* Selected extract

>> START

Please see our response to Questions 1-3 for a description of what this should entail.

Q5. Are there any other issues the government should take into account to ensure the verification process can be easily accessed by all potential users?

No response. That some individuals may lack government-issued IDs, and that there will be challenges with ID verification of non-UK citizens especially when this occurs remotely, is already covered in the consultation paper.

Q6. Do you agree that the focus should be on direct incorporations and filings if we can be confident that third party agents are undertaking customer due diligence checks? Please give reasons. &

Q7. Do you agree that third party agents should provide evidence to Companies House that they have undertaken customer due diligence checks on individuals? Please give reasons. &

Q8. Do you agree that more information on third party agents filing on behalf of companies should be collected? What should be collected? &

Q9. What information about third party agents should be available on the register?

As paragraph 70 of the consultation paper acknowledges, the majority of UK companies investigated for possible money laundering have been incorporated via a third party agent. Research by the World Bank suggests that regulatory compliance by third party agents is far from perfect, and that this is linked to the abuse of anonymously owned companies for grand corruption purposes.[9] Research by Transparency International UK has identified substantial weaknesses in the standard of customer due diligence by trust and company service providers based here.[10]

A lack of transparency and accountability in relation to third party agents therefore has the potential to seriously undermine the goals of this reform. Any weakness in the process of identity verification conducted by third party agents is likely to be exploited by those wishing to abuse UK companies, and therefore we caution against focussing only on direct incorporations. In order to close this potential loophole, Open Ownership recommends the following measures:

  1. Companies House conducts spot checks on data submitted by third party agents. In order to identify inaccuracies in the information submitted by CSPs, Companies House conducts spot-checks to re-verify the data. We recommend that Companies House adopts a risk-based approach, co-developed with stakeholders including civil society, to carrying out these spot checks. These could target data from reporting entities where the stakes for misreporting are high, such as those with substantial market share or with high-value government contracts, or data that displays certain red-flags indicating that the entity may be a money laundering risk.
  2. Evidence of third-party verification is collected. Evidence that third party agents have completed due diligence and identity verification for all Directors and PSCs should be required, along with the details of who checked them. Companies House should also require details of which identities have been checked.
  3. Only UK-regulated TCSPs should be permitted to register and report data on UK companies. Companies House should only permit agents that are regulated in the UK or in jurisdictions with at least equivalent regulatory standards to form companies and submit information to Companies House. This will prevent individuals from circumventing UK anti-money laundering (AML) regulations when incorporating UK companies. The principle of permitting only local agents to register companies is well established in a number of other jurisdictions and we see no reason that it wouldn’t work in the UK.

>> END

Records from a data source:

>> START

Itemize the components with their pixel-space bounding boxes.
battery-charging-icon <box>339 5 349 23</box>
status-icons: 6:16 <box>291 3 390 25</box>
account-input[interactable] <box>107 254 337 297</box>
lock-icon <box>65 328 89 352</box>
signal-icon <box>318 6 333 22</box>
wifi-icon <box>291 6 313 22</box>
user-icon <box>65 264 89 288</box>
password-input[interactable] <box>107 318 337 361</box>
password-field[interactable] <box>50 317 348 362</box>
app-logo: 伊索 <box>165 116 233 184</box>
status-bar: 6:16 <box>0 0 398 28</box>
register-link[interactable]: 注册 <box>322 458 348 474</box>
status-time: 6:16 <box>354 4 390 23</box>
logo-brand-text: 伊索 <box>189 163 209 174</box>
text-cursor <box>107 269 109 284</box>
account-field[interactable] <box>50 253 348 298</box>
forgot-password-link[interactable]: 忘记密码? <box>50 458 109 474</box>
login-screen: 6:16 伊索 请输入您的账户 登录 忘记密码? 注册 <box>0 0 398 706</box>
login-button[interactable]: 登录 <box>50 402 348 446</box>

>> END

* What is asked
1. List the measures that Open Ownership recommends in the consultation response on third party agents and Companies House.
2. Extend the consultation response on third party agents and Companies House past its final sentence.

* Answers in order
1.
1. Companies House conducts spot checks on data submitted by third party agents.
2. Evidence of third-party verification is collected.
3. Only UK-regulated TCSPs should be permitted to register and report data on UK companies.

2.
  4. Information about third party agents should be collected. Collecting information about third party agents will support regulation of these agents and strengthen accountability for poor professional practice by allowing data users to identify any that regularly provide false or poor quality data to Companies House, or that are regularly involved in incorporating entities used for money laundering. The following data points should be collected and available to the public as structured data:
    1. The name of the third party agent that undertook identity verification
    2. The name of the person within the third party agent who was responsible for conducting the identify verification
    3. Which document types were checked by the third party agents
    4. The name and country of the AML supervisory body, and proof of AML registration (e.g. AML registration number) of the third party agent. For UK supervised firms, this could be validated against a pre-populated list of registration details obtained from AML supervisors, so only those officially registered with a UK AML supervisor are allowed to submit information.
  5. Sanctions against third party agents with poor professional practice. Sanctions against reporting entities and PSCs for misreporting or failure to comply should be extended to third party agents that facilitate the reporting of poor quality or unverified data to Companies House. For instance, third party agents should be required to guarantee payment of administrative sanctions levied against PSCs or reporting entities unless they can prove they acted with professional diligence.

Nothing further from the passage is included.